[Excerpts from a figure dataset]

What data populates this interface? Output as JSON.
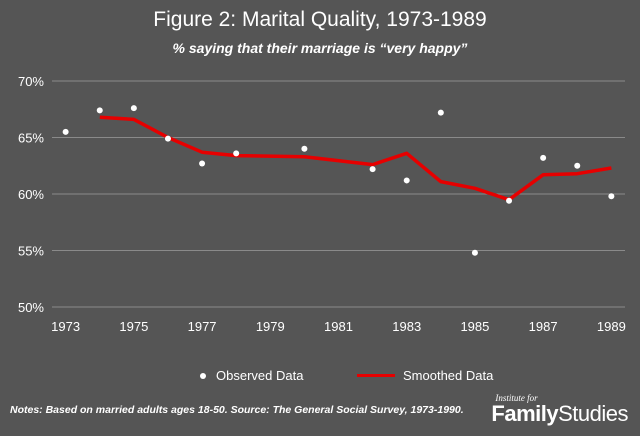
{
  "chart_data": {
    "type": "line",
    "title": "Figure 2: Marital Quality, 1973-1989",
    "subtitle": "%  saying that their marriage is “very happy”",
    "xlabel": "",
    "ylabel": "",
    "xlim": [
      1972.6,
      1989.4
    ],
    "ylim": [
      50,
      70
    ],
    "y_ticks": [
      "50%",
      "55%",
      "60%",
      "65%",
      "70%"
    ],
    "y_tick_values": [
      50,
      55,
      60,
      65,
      70
    ],
    "x_ticks": [
      "1973",
      "1975",
      "1977",
      "1979",
      "1981",
      "1983",
      "1985",
      "1987",
      "1989"
    ],
    "x_tick_values": [
      1973,
      1975,
      1977,
      1979,
      1981,
      1983,
      1985,
      1987,
      1989
    ],
    "grid": true,
    "legend_position": "bottom",
    "series": [
      {
        "name": "Observed Data",
        "kind": "scatter",
        "color": "#ffffff",
        "x": [
          1973,
          1974,
          1975,
          1976,
          1977,
          1978,
          1980,
          1982,
          1983,
          1984,
          1985,
          1986,
          1987,
          1988,
          1989
        ],
        "y": [
          65.5,
          67.4,
          67.6,
          64.9,
          62.7,
          63.6,
          64.0,
          62.2,
          61.2,
          67.2,
          54.8,
          59.4,
          63.2,
          62.5,
          59.8
        ]
      },
      {
        "name": "Smoothed Data",
        "kind": "line",
        "color": "#e60000",
        "x": [
          1974,
          1975,
          1976,
          1977,
          1978,
          1980,
          1982,
          1983,
          1984,
          1985,
          1986,
          1987,
          1988,
          1989
        ],
        "y": [
          66.8,
          66.6,
          65.0,
          63.7,
          63.4,
          63.3,
          62.6,
          63.6,
          61.1,
          60.5,
          59.5,
          61.7,
          61.8,
          62.3
        ]
      }
    ]
  },
  "notes": "Notes: Based on married adults ages 18-50. Source: The General Social Survey, 1973-1990.",
  "logo": {
    "small": "Institute for",
    "big_bold": "Family",
    "big_thin": "Studies"
  },
  "colors": {
    "background": "#555555",
    "grid": "#8a8a8a",
    "line": "#e60000",
    "points": "#ffffff"
  }
}
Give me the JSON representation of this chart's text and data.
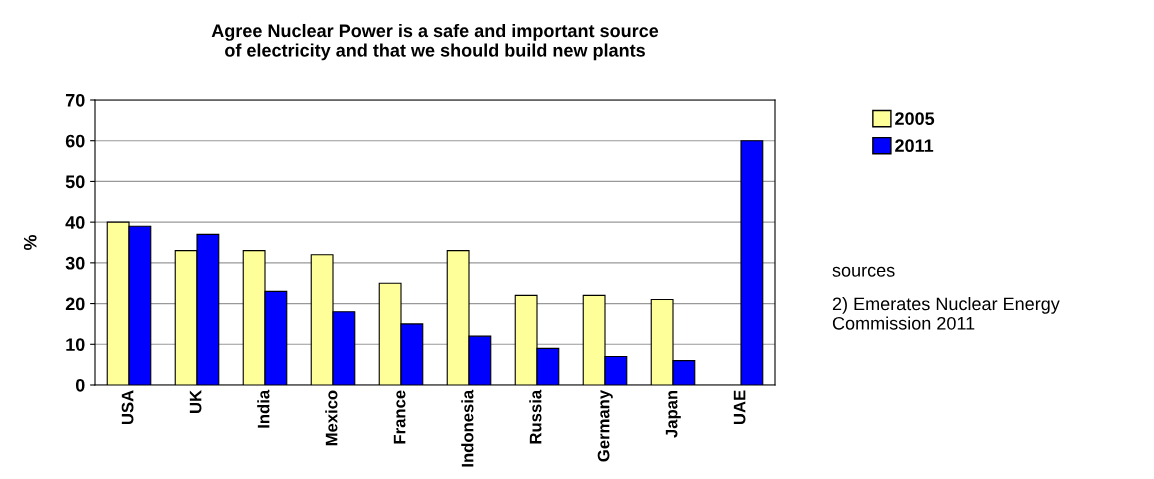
{
  "chart_data": {
    "type": "bar",
    "title": "Agree Nuclear Power is a safe and important source\nof electricity and that we should build new plants",
    "ylabel": "%",
    "categories": [
      "USA",
      "UK",
      "India",
      "Mexico",
      "France",
      "Indonesia",
      "Russia",
      "Germany",
      "Japan",
      "UAE"
    ],
    "series": [
      {
        "name": "2005",
        "color": "#ffff99",
        "values": [
          40,
          33,
          33,
          32,
          25,
          33,
          22,
          22,
          21,
          null
        ]
      },
      {
        "name": "2011",
        "color": "#0000ff",
        "values": [
          39,
          37,
          23,
          18,
          15,
          12,
          9,
          7,
          6,
          60
        ]
      }
    ],
    "ylim": [
      0,
      70
    ],
    "yticks": [
      0,
      10,
      20,
      30,
      40,
      50,
      60,
      70
    ],
    "grid": "y",
    "legend": "top right",
    "annotations": [
      "sources",
      "2) Emerates Nuclear Energy Commission 2011"
    ]
  }
}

Directions. Every entry must be transcribed exactly. Pictures do not belong in the copy.

Answer to the exercise.
What data populates this interface? Output as JSON.
{
  "chart_data": {
    "type": "line",
    "title": "Figure 2: Marital Quality, 1973-1989",
    "subtitle": "%  saying that their marriage is “very happy”",
    "xlabel": "",
    "ylabel": "",
    "xlim": [
      1972.6,
      1989.4
    ],
    "ylim": [
      50,
      70
    ],
    "y_ticks": [
      "50%",
      "55%",
      "60%",
      "65%",
      "70%"
    ],
    "y_tick_values": [
      50,
      55,
      60,
      65,
      70
    ],
    "x_ticks": [
      "1973",
      "1975",
      "1977",
      "1979",
      "1981",
      "1983",
      "1985",
      "1987",
      "1989"
    ],
    "x_tick_values": [
      1973,
      1975,
      1977,
      1979,
      1981,
      1983,
      1985,
      1987,
      1989
    ],
    "grid": true,
    "legend_position": "bottom",
    "series": [
      {
        "name": "Observed Data",
        "kind": "scatter",
        "color": "#ffffff",
        "x": [
          1973,
          1974,
          1975,
          1976,
          1977,
          1978,
          1980,
          1982,
          1983,
          1984,
          1985,
          1986,
          1987,
          1988,
          1989
        ],
        "y": [
          65.5,
          67.4,
          67.6,
          64.9,
          62.7,
          63.6,
          64.0,
          62.2,
          61.2,
          67.2,
          54.8,
          59.4,
          63.2,
          62.5,
          59.8
        ]
      },
      {
        "name": "Smoothed Data",
        "kind": "line",
        "color": "#e60000",
        "x": [
          1974,
          1975,
          1976,
          1977,
          1978,
          1980,
          1982,
          1983,
          1984,
          1985,
          1986,
          1987,
          1988,
          1989
        ],
        "y": [
          66.8,
          66.6,
          65.0,
          63.7,
          63.4,
          63.3,
          62.6,
          63.6,
          61.1,
          60.5,
          59.5,
          61.7,
          61.8,
          62.3
        ]
      }
    ]
  },
  "notes": "Notes: Based on married adults ages 18-50. Source: The General Social Survey, 1973-1990.",
  "logo": {
    "small": "Institute for",
    "big_bold": "Family",
    "big_thin": "Studies"
  },
  "colors": {
    "background": "#555555",
    "grid": "#8a8a8a",
    "line": "#e60000",
    "points": "#ffffff"
  }
}
Give me the JSON representation of this chart's text and data.
{
  "chart_data": {
    "type": "bar",
    "title": "Agree Nuclear Power is a safe and important source\nof electricity and that we should build new plants",
    "ylabel": "%",
    "categories": [
      "USA",
      "UK",
      "India",
      "Mexico",
      "France",
      "Indonesia",
      "Russia",
      "Germany",
      "Japan",
      "UAE"
    ],
    "series": [
      {
        "name": "2005",
        "color": "#ffff99",
        "values": [
          40,
          33,
          33,
          32,
          25,
          33,
          22,
          22,
          21,
          null
        ]
      },
      {
        "name": "2011",
        "color": "#0000ff",
        "values": [
          39,
          37,
          23,
          18,
          15,
          12,
          9,
          7,
          6,
          60
        ]
      }
    ],
    "ylim": [
      0,
      70
    ],
    "yticks": [
      0,
      10,
      20,
      30,
      40,
      50,
      60,
      70
    ],
    "grid": "y",
    "legend": "top right",
    "annotations": [
      "sources",
      "2) Emerates Nuclear Energy Commission 2011"
    ]
  }
}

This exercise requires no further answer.